**Objective**.
Figure out how many lines of the material below contain the word "xlabel". Answer with the number only.

**Items**.

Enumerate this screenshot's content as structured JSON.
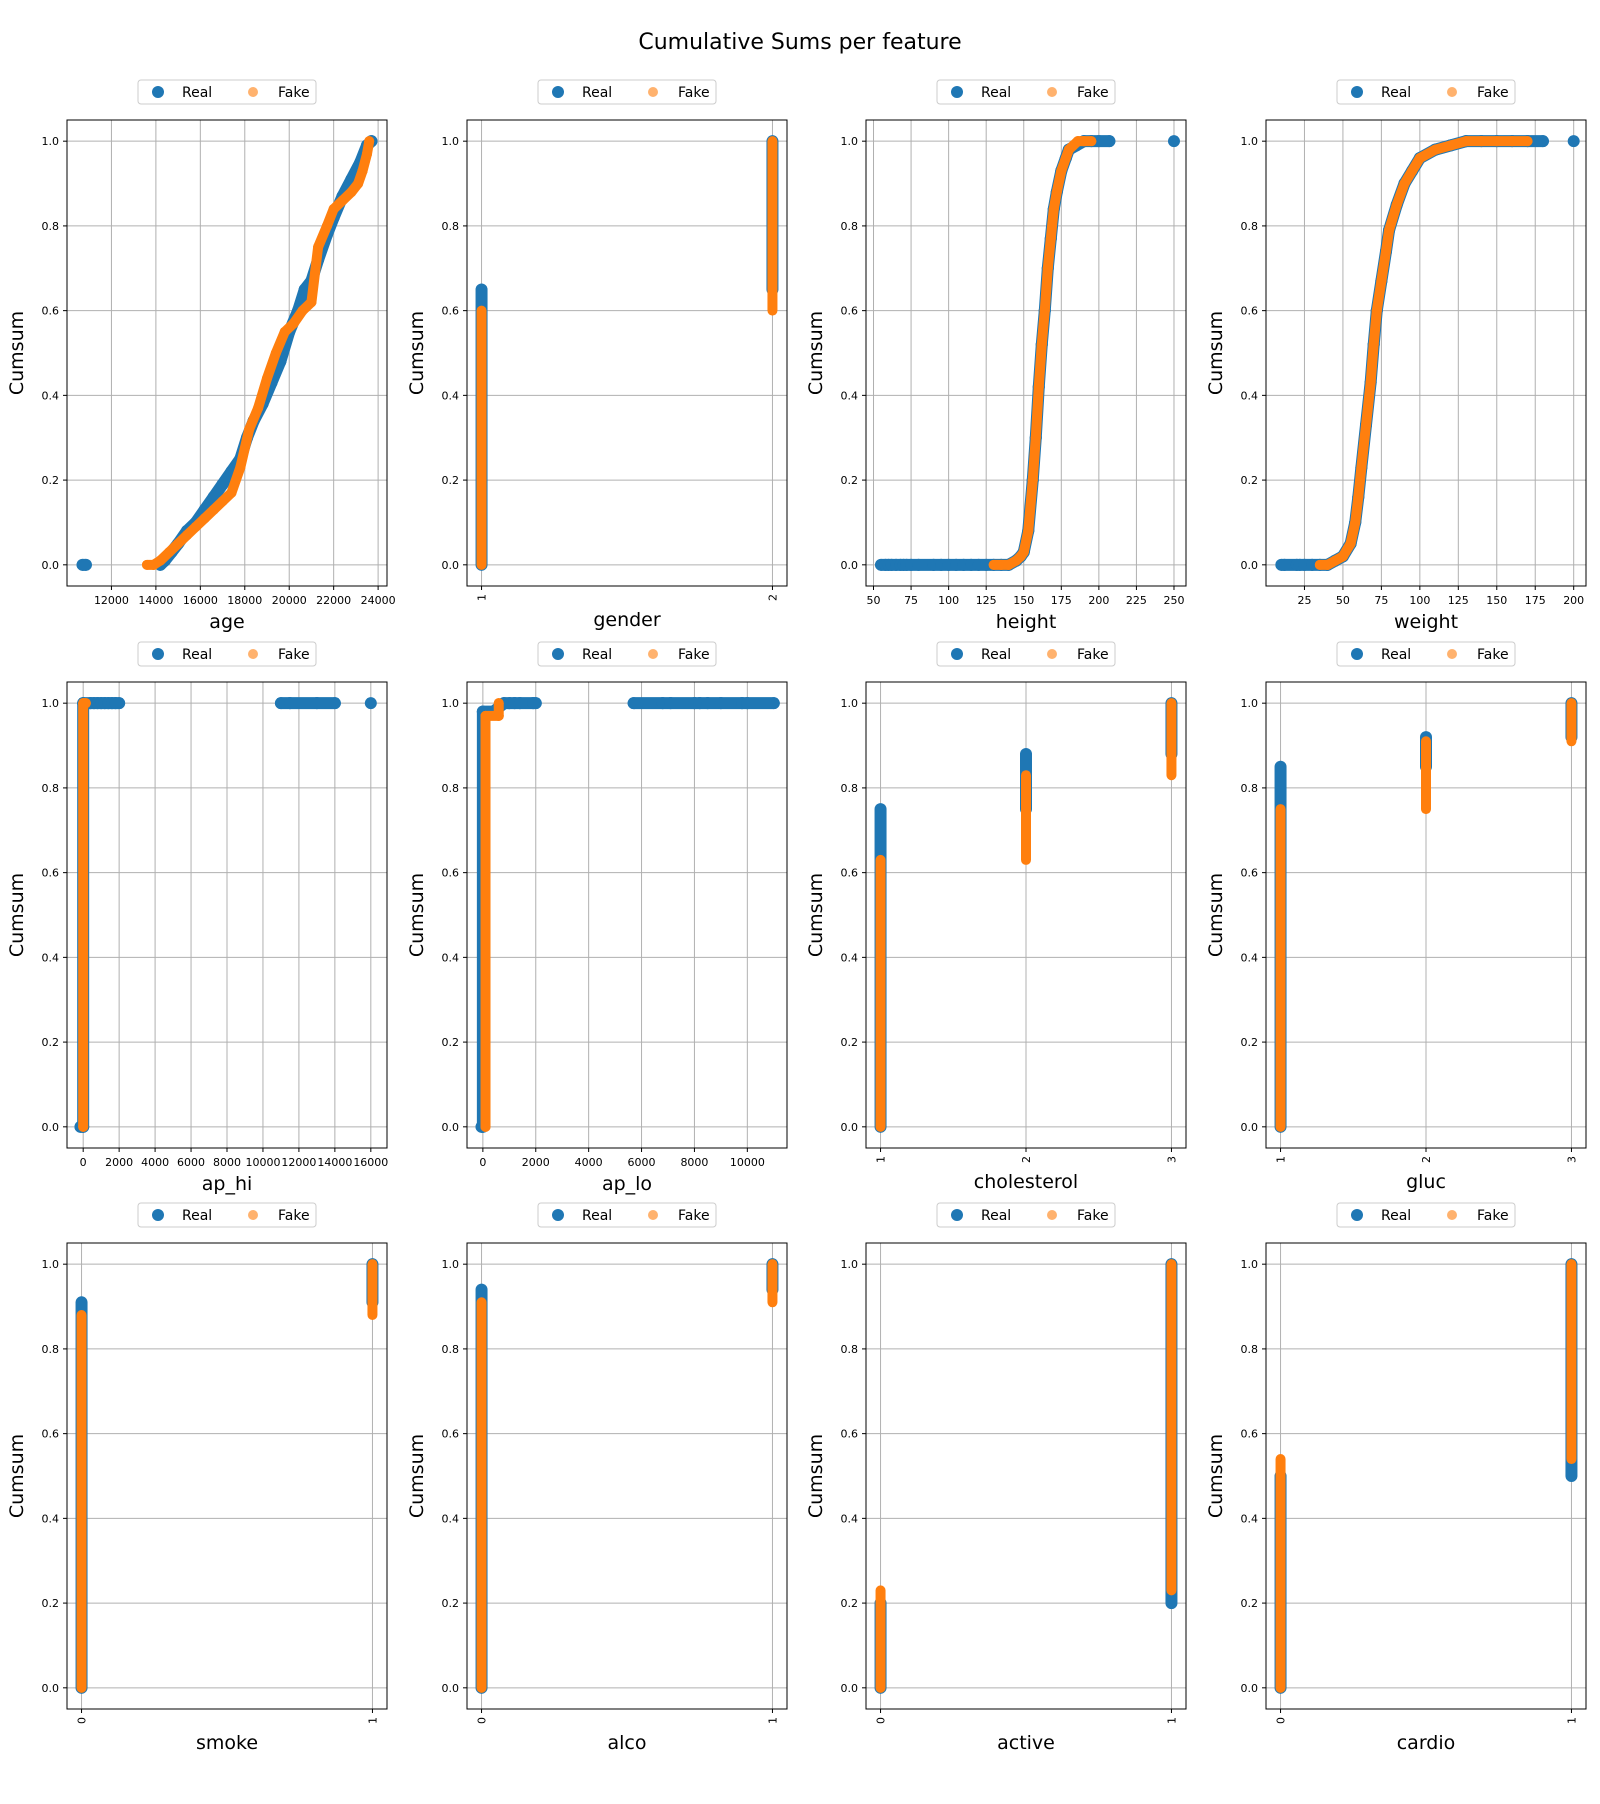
{
  "figure": {
    "title": "Cumulative Sums per feature",
    "legend_labels": [
      "Real",
      "Fake"
    ],
    "colors": {
      "real": "#1f77b4",
      "fake": "#ff7f0e"
    }
  },
  "chart_data": [
    {
      "type": "scatter",
      "xlabel": "age",
      "ylabel": "Cumsum",
      "xlim": [
        10000,
        24400
      ],
      "ylim": [
        -0.05,
        1.05
      ],
      "xticks": [
        "12000",
        "14000",
        "16000",
        "18000",
        "20000",
        "22000",
        "24000"
      ],
      "yticks": [
        "0.0",
        "0.2",
        "0.4",
        "0.6",
        "0.8",
        "1.0"
      ],
      "grid": true,
      "legend": "top-center",
      "series": [
        {
          "name": "Real",
          "x": [
            10700,
            10850,
            14200,
            14400,
            14700,
            15000,
            15400,
            15800,
            16200,
            16600,
            17000,
            17400,
            17800,
            18100,
            18400,
            18800,
            19200,
            19600,
            20000,
            20400,
            20700,
            21000,
            21300,
            21700,
            22000,
            22400,
            22800,
            23200,
            23500,
            23700
          ],
          "y": [
            0,
            0,
            0,
            0.01,
            0.03,
            0.05,
            0.08,
            0.1,
            0.13,
            0.16,
            0.19,
            0.22,
            0.25,
            0.3,
            0.34,
            0.38,
            0.43,
            0.48,
            0.55,
            0.6,
            0.65,
            0.67,
            0.72,
            0.78,
            0.82,
            0.87,
            0.91,
            0.95,
            0.99,
            1.0
          ]
        },
        {
          "name": "Fake",
          "x": [
            13600,
            13900,
            14200,
            14600,
            15000,
            15400,
            15800,
            16200,
            16600,
            17000,
            17400,
            17800,
            18200,
            18600,
            19000,
            19400,
            19800,
            20200,
            20600,
            21000,
            21300,
            21700,
            22000,
            22400,
            22800,
            23100,
            23300,
            23500,
            23600
          ],
          "y": [
            0,
            0,
            0.01,
            0.03,
            0.05,
            0.07,
            0.09,
            0.11,
            0.13,
            0.15,
            0.17,
            0.23,
            0.32,
            0.37,
            0.44,
            0.5,
            0.55,
            0.57,
            0.6,
            0.62,
            0.75,
            0.8,
            0.84,
            0.86,
            0.88,
            0.9,
            0.93,
            0.97,
            1.0
          ]
        }
      ]
    },
    {
      "type": "scatter",
      "xlabel": "gender",
      "ylabel": "Cumsum",
      "xlim": [
        0.95,
        2.05
      ],
      "ylim": [
        -0.05,
        1.05
      ],
      "xticks": [
        "1",
        "2"
      ],
      "xticks_rotated": true,
      "yticks": [
        "0.0",
        "0.2",
        "0.4",
        "0.6",
        "0.8",
        "1.0"
      ],
      "grid": true,
      "legend": "top-center",
      "series": [
        {
          "name": "Real",
          "x": [
            1,
            1
          ],
          "y": [
            0,
            0.65
          ],
          "band": true,
          "x2": [
            2,
            2
          ],
          "y2": [
            0.65,
            1.0
          ]
        },
        {
          "name": "Fake",
          "x": [
            1,
            1
          ],
          "y": [
            0,
            0.6
          ],
          "band": true,
          "x2": [
            2,
            2
          ],
          "y2": [
            0.6,
            1.0
          ]
        }
      ]
    },
    {
      "type": "scatter",
      "xlabel": "height",
      "ylabel": "Cumsum",
      "xlim": [
        45,
        258
      ],
      "ylim": [
        -0.05,
        1.05
      ],
      "xticks": [
        "50",
        "75",
        "100",
        "125",
        "150",
        "175",
        "200",
        "225",
        "250"
      ],
      "yticks": [
        "0.0",
        "0.2",
        "0.4",
        "0.6",
        "0.8",
        "1.0"
      ],
      "grid": true,
      "legend": "top-center",
      "series": [
        {
          "name": "Real",
          "x": [
            55,
            58,
            60,
            62,
            65,
            68,
            70,
            72,
            75,
            80,
            90,
            95,
            100,
            105,
            110,
            115,
            120,
            125,
            130,
            135,
            140,
            145,
            148,
            150,
            153,
            156,
            158,
            160,
            162,
            164,
            166,
            168,
            170,
            172,
            175,
            178,
            180,
            185,
            190,
            195,
            200,
            207,
            250
          ],
          "y": [
            0,
            0,
            0,
            0,
            0,
            0,
            0,
            0,
            0,
            0,
            0,
            0,
            0,
            0,
            0,
            0,
            0,
            0,
            0,
            0,
            0,
            0.01,
            0.02,
            0.03,
            0.08,
            0.2,
            0.3,
            0.42,
            0.52,
            0.6,
            0.7,
            0.77,
            0.84,
            0.88,
            0.93,
            0.96,
            0.98,
            0.99,
            1.0,
            1.0,
            1.0,
            1.0,
            1.0
          ]
        },
        {
          "name": "Fake",
          "x": [
            130,
            135,
            140,
            145,
            148,
            150,
            153,
            156,
            158,
            160,
            162,
            164,
            166,
            168,
            170,
            172,
            175,
            178,
            180,
            183,
            186,
            190,
            195
          ],
          "y": [
            0,
            0,
            0,
            0.01,
            0.02,
            0.03,
            0.08,
            0.2,
            0.3,
            0.42,
            0.52,
            0.6,
            0.7,
            0.77,
            0.84,
            0.88,
            0.93,
            0.96,
            0.98,
            0.99,
            1.0,
            1.0,
            1.0
          ]
        }
      ]
    },
    {
      "type": "scatter",
      "xlabel": "weight",
      "ylabel": "Cumsum",
      "xlim": [
        0,
        208
      ],
      "ylim": [
        -0.05,
        1.05
      ],
      "xticks": [
        "25",
        "50",
        "75",
        "100",
        "125",
        "150",
        "175",
        "200"
      ],
      "yticks": [
        "0.0",
        "0.2",
        "0.4",
        "0.6",
        "0.8",
        "1.0"
      ],
      "grid": true,
      "legend": "top-center",
      "series": [
        {
          "name": "Real",
          "x": [
            10,
            12,
            20,
            22,
            25,
            30,
            35,
            40,
            45,
            50,
            55,
            58,
            60,
            62,
            65,
            68,
            70,
            72,
            75,
            78,
            80,
            85,
            90,
            95,
            100,
            110,
            120,
            130,
            140,
            150,
            160,
            170,
            180,
            200
          ],
          "y": [
            0,
            0,
            0,
            0,
            0,
            0,
            0,
            0,
            0.01,
            0.02,
            0.05,
            0.1,
            0.16,
            0.23,
            0.33,
            0.43,
            0.52,
            0.6,
            0.67,
            0.74,
            0.79,
            0.85,
            0.9,
            0.93,
            0.96,
            0.98,
            0.99,
            1.0,
            1.0,
            1.0,
            1.0,
            1.0,
            1.0,
            1.0
          ]
        },
        {
          "name": "Fake",
          "x": [
            35,
            40,
            45,
            50,
            55,
            58,
            60,
            62,
            65,
            68,
            70,
            72,
            75,
            78,
            80,
            85,
            90,
            95,
            100,
            110,
            120,
            130,
            140,
            150,
            160,
            170
          ],
          "y": [
            0,
            0,
            0.01,
            0.02,
            0.05,
            0.1,
            0.16,
            0.23,
            0.33,
            0.43,
            0.52,
            0.6,
            0.67,
            0.74,
            0.79,
            0.85,
            0.9,
            0.93,
            0.96,
            0.98,
            0.99,
            1.0,
            1.0,
            1.0,
            1.0,
            1.0
          ]
        }
      ]
    },
    {
      "type": "scatter",
      "xlabel": "ap_hi",
      "ylabel": "Cumsum",
      "xlim": [
        -900,
        16900
      ],
      "ylim": [
        -0.05,
        1.05
      ],
      "xticks": [
        "0",
        "2000",
        "4000",
        "6000",
        "8000",
        "10000",
        "12000",
        "14000",
        "16000"
      ],
      "yticks": [
        "0.0",
        "0.2",
        "0.4",
        "0.6",
        "0.8",
        "1.0"
      ],
      "grid": true,
      "legend": "top-center",
      "series": [
        {
          "name": "Real",
          "x": [
            -150,
            0,
            0,
            400,
            600,
            800,
            1000,
            1200,
            1400,
            1600,
            1800,
            2000,
            11000,
            11500,
            13000,
            14000,
            16000
          ],
          "y": [
            0,
            0,
            1.0,
            1.0,
            1.0,
            1.0,
            1.0,
            1.0,
            1.0,
            1.0,
            1.0,
            1.0,
            1.0,
            1.0,
            1.0,
            1.0,
            1.0
          ],
          "band_at": 0
        },
        {
          "name": "Fake",
          "x": [
            0,
            0,
            150
          ],
          "y": [
            0,
            1.0,
            1.0
          ],
          "band_at": 0
        }
      ]
    },
    {
      "type": "scatter",
      "xlabel": "ap_lo",
      "ylabel": "Cumsum",
      "xlim": [
        -600,
        11500
      ],
      "ylim": [
        -0.05,
        1.05
      ],
      "xticks": [
        "0",
        "2000",
        "4000",
        "6000",
        "8000",
        "10000"
      ],
      "yticks": [
        "0.0",
        "0.2",
        "0.4",
        "0.6",
        "0.8",
        "1.0"
      ],
      "grid": true,
      "legend": "top-center",
      "series": [
        {
          "name": "Real",
          "x": [
            -50,
            0,
            0,
            400,
            800,
            1000,
            1200,
            1400,
            1900,
            2000,
            5700,
            6800,
            7100,
            8000,
            8200,
            8500,
            9000,
            9800,
            10000,
            11000
          ],
          "y": [
            0,
            0,
            0.98,
            0.98,
            1.0,
            1.0,
            1.0,
            1.0,
            1.0,
            1.0,
            1.0,
            1.0,
            1.0,
            1.0,
            1.0,
            1.0,
            1.0,
            1.0,
            1.0,
            1.0
          ],
          "band_at": 0
        },
        {
          "name": "Fake",
          "x": [
            100,
            100,
            600,
            600
          ],
          "y": [
            0,
            0.97,
            0.97,
            1.0
          ],
          "band_at": 100
        }
      ]
    },
    {
      "type": "scatter",
      "xlabel": "cholesterol",
      "ylabel": "Cumsum",
      "xlim": [
        0.9,
        3.1
      ],
      "ylim": [
        -0.05,
        1.05
      ],
      "xticks": [
        "1",
        "2",
        "3"
      ],
      "xticks_rotated": true,
      "yticks": [
        "0.0",
        "0.2",
        "0.4",
        "0.6",
        "0.8",
        "1.0"
      ],
      "grid": true,
      "legend": "top-center",
      "series": [
        {
          "name": "Real",
          "bands": [
            {
              "x": 1,
              "y0": 0,
              "y1": 0.75
            },
            {
              "x": 2,
              "y0": 0.75,
              "y1": 0.88
            },
            {
              "x": 3,
              "y0": 0.88,
              "y1": 1.0
            }
          ]
        },
        {
          "name": "Fake",
          "bands": [
            {
              "x": 1,
              "y0": 0,
              "y1": 0.63
            },
            {
              "x": 2,
              "y0": 0.63,
              "y1": 0.83
            },
            {
              "x": 3,
              "y0": 0.83,
              "y1": 1.0
            }
          ]
        }
      ]
    },
    {
      "type": "scatter",
      "xlabel": "gluc",
      "ylabel": "Cumsum",
      "xlim": [
        0.9,
        3.1
      ],
      "ylim": [
        -0.05,
        1.05
      ],
      "xticks": [
        "1",
        "2",
        "3"
      ],
      "xticks_rotated": true,
      "yticks": [
        "0.0",
        "0.2",
        "0.4",
        "0.6",
        "0.8",
        "1.0"
      ],
      "grid": true,
      "legend": "top-center",
      "series": [
        {
          "name": "Real",
          "bands": [
            {
              "x": 1,
              "y0": 0,
              "y1": 0.85
            },
            {
              "x": 2,
              "y0": 0.85,
              "y1": 0.92
            },
            {
              "x": 3,
              "y0": 0.92,
              "y1": 1.0
            }
          ]
        },
        {
          "name": "Fake",
          "bands": [
            {
              "x": 1,
              "y0": 0,
              "y1": 0.75
            },
            {
              "x": 2,
              "y0": 0.75,
              "y1": 0.91
            },
            {
              "x": 3,
              "y0": 0.91,
              "y1": 1.0
            }
          ]
        }
      ]
    },
    {
      "type": "scatter",
      "xlabel": "smoke",
      "ylabel": "Cumsum",
      "xlim": [
        -0.05,
        1.05
      ],
      "ylim": [
        -0.05,
        1.05
      ],
      "xticks": [
        "0",
        "1"
      ],
      "xticks_rotated": true,
      "yticks": [
        "0.0",
        "0.2",
        "0.4",
        "0.6",
        "0.8",
        "1.0"
      ],
      "grid": true,
      "legend": "top-center",
      "series": [
        {
          "name": "Real",
          "bands": [
            {
              "x": 0,
              "y0": 0,
              "y1": 0.91
            },
            {
              "x": 1,
              "y0": 0.91,
              "y1": 1.0
            }
          ]
        },
        {
          "name": "Fake",
          "bands": [
            {
              "x": 0,
              "y0": 0,
              "y1": 0.88
            },
            {
              "x": 1,
              "y0": 0.88,
              "y1": 1.0
            }
          ]
        }
      ]
    },
    {
      "type": "scatter",
      "xlabel": "alco",
      "ylabel": "Cumsum",
      "xlim": [
        -0.05,
        1.05
      ],
      "ylim": [
        -0.05,
        1.05
      ],
      "xticks": [
        "0",
        "1"
      ],
      "xticks_rotated": true,
      "yticks": [
        "0.0",
        "0.2",
        "0.4",
        "0.6",
        "0.8",
        "1.0"
      ],
      "grid": true,
      "legend": "top-center",
      "series": [
        {
          "name": "Real",
          "bands": [
            {
              "x": 0,
              "y0": 0,
              "y1": 0.94
            },
            {
              "x": 1,
              "y0": 0.94,
              "y1": 1.0
            }
          ]
        },
        {
          "name": "Fake",
          "bands": [
            {
              "x": 0,
              "y0": 0,
              "y1": 0.91
            },
            {
              "x": 1,
              "y0": 0.91,
              "y1": 1.0
            }
          ]
        }
      ]
    },
    {
      "type": "scatter",
      "xlabel": "active",
      "ylabel": "Cumsum",
      "xlim": [
        -0.05,
        1.05
      ],
      "ylim": [
        -0.05,
        1.05
      ],
      "xticks": [
        "0",
        "1"
      ],
      "xticks_rotated": true,
      "yticks": [
        "0.0",
        "0.2",
        "0.4",
        "0.6",
        "0.8",
        "1.0"
      ],
      "grid": true,
      "legend": "top-center",
      "series": [
        {
          "name": "Real",
          "bands": [
            {
              "x": 0,
              "y0": 0,
              "y1": 0.2
            },
            {
              "x": 1,
              "y0": 0.2,
              "y1": 1.0
            }
          ]
        },
        {
          "name": "Fake",
          "bands": [
            {
              "x": 0,
              "y0": 0,
              "y1": 0.23
            },
            {
              "x": 1,
              "y0": 0.23,
              "y1": 1.0
            }
          ]
        }
      ]
    },
    {
      "type": "scatter",
      "xlabel": "cardio",
      "ylabel": "Cumsum",
      "xlim": [
        -0.05,
        1.05
      ],
      "ylim": [
        -0.05,
        1.05
      ],
      "xticks": [
        "0",
        "1"
      ],
      "xticks_rotated": true,
      "yticks": [
        "0.0",
        "0.2",
        "0.4",
        "0.6",
        "0.8",
        "1.0"
      ],
      "grid": true,
      "legend": "top-center",
      "series": [
        {
          "name": "Real",
          "bands": [
            {
              "x": 0,
              "y0": 0,
              "y1": 0.5
            },
            {
              "x": 1,
              "y0": 0.5,
              "y1": 1.0
            }
          ]
        },
        {
          "name": "Fake",
          "bands": [
            {
              "x": 0,
              "y0": 0,
              "y1": 0.54
            },
            {
              "x": 1,
              "y0": 0.54,
              "y1": 1.0
            }
          ]
        }
      ]
    }
  ]
}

**Finished task**.
12